Gather every line below where "Section" appears.

Records
────

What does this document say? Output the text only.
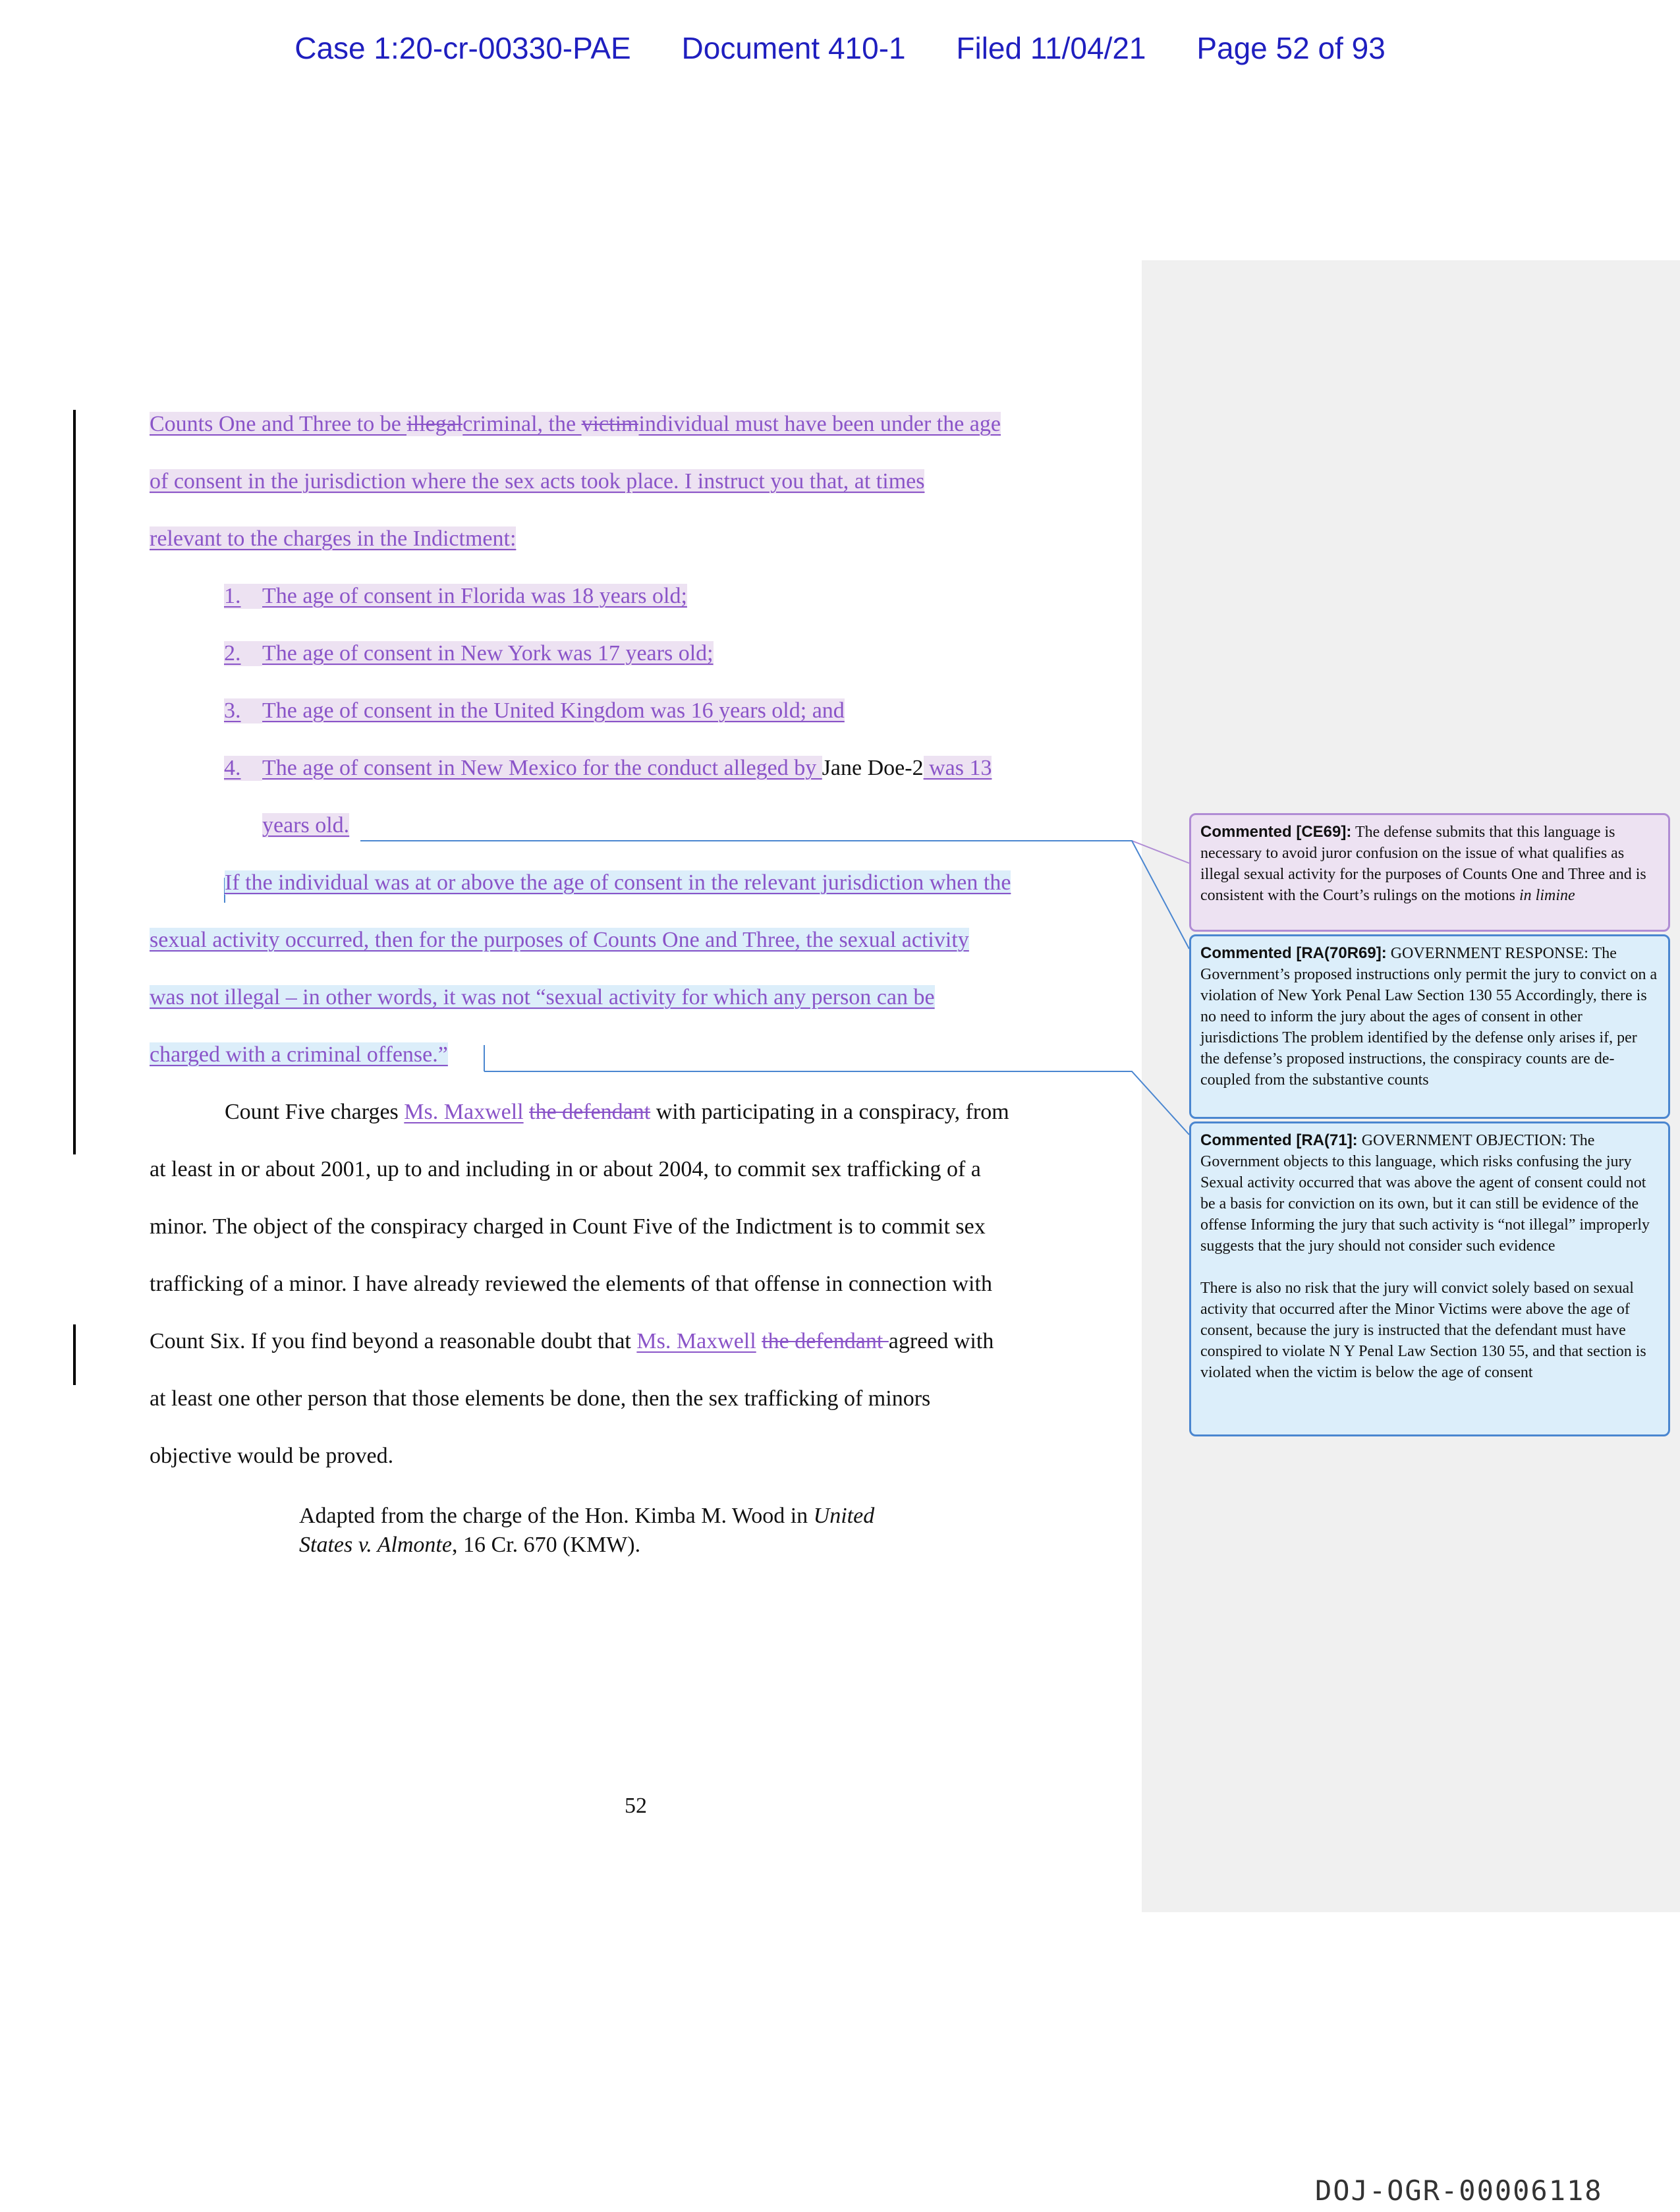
Case 1:20-cr-00330-PAE Document 410-1 Filed 11/04/21 Page 52 of 93
Counts One and Three to be illegalcriminal, the victimindividual must have been under the age
of consent in the jurisdiction where the sex acts took place. I instruct you that, at times
relevant to the charges in the Indictment:
1. The age of consent in Florida was 18 years old;
2. The age of consent in New York was 17 years old;
3. The age of consent in the United Kingdom was 16 years old; and
4. The age of consent in New Mexico for the conduct alleged by Jane Doe-2 was 13
years old.
If the individual was at or above the age of consent in the relevant jurisdiction when the
sexual activity occurred, then for the purposes of Counts One and Three, the sexual activity
was not illegal – in other words, it was not “sexual activity for which any person can be
charged with a criminal offense.”
Count Five charges Ms. Maxwell the defendant with participating in a conspiracy, from
at least in or about 2001, up to and including in or about 2004, to commit sex trafficking of a
minor. The object of the conspiracy charged in Count Five of the Indictment is to commit sex
trafficking of a minor. I have already reviewed the elements of that offense in connection with
Count Six. If you find beyond a reasonable doubt that Ms. Maxwell the defendant agreed with
at least one other person that those elements be done, then the sex trafficking of minors
objective would be proved.
Adapted from the charge of the Hon. Kimba M. Wood in United
States v. Almonte, 16 Cr. 670 (KMW).
Commented [CE69]: The defense submits that this language is necessary to avoid juror confusion on the issue of what qualifies as illegal sexual activity for the purposes of Counts One and Three and is consistent with the Court’s rulings on the motions in limine
Commented [RA(70R69]: GOVERNMENT RESPONSE: The Government’s proposed instructions only permit the jury to convict on a violation of New York Penal Law Section 130 55 Accordingly, there is no need to inform the jury about the ages of consent in other jurisdictions The problem identified by the defense only arises if, per the defense’s proposed instructions, the conspiracy counts are de-coupled from the substantive counts
Commented [RA(71]: GOVERNMENT OBJECTION: The Government objects to this language, which risks confusing the jury Sexual activity occurred that was above the agent of consent could not be a basis for conviction on its own, but it can still be evidence of the offense Informing the jury that such activity is “not illegal” improperly suggests that the jury should not consider such evidence
There is also no risk that the jury will convict solely based on sexual activity that occurred after the Minor Victims were above the age of consent, because the jury is instructed that the defendant must have conspired to violate N Y Penal Law Section 130 55, and that section is violated when the victim is below the age of consent
52
DOJ-OGR-00006118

────

## Response to this exercise
Commented [RA(70R69]: GOVERNMENT RESPONSE: The Government’s proposed instructions only permit the jury to convict on a violation of New York Penal Law Section 130 55 Accordingly, there is no need to inform the jury about the ages of consent in other jurisdictions The problem identified by the defense only arises if, per the defense’s proposed instructions, the conspiracy counts are de-coupled from the substantive counts
There is also no risk that the jury will convict solely based on sexual activity that occurred after the Minor Victims were above the age of consent, because the jury is instructed that the defendant must have conspired to violate N Y Penal Law Section 130 55, and that section is violated when the victim is below the age of consent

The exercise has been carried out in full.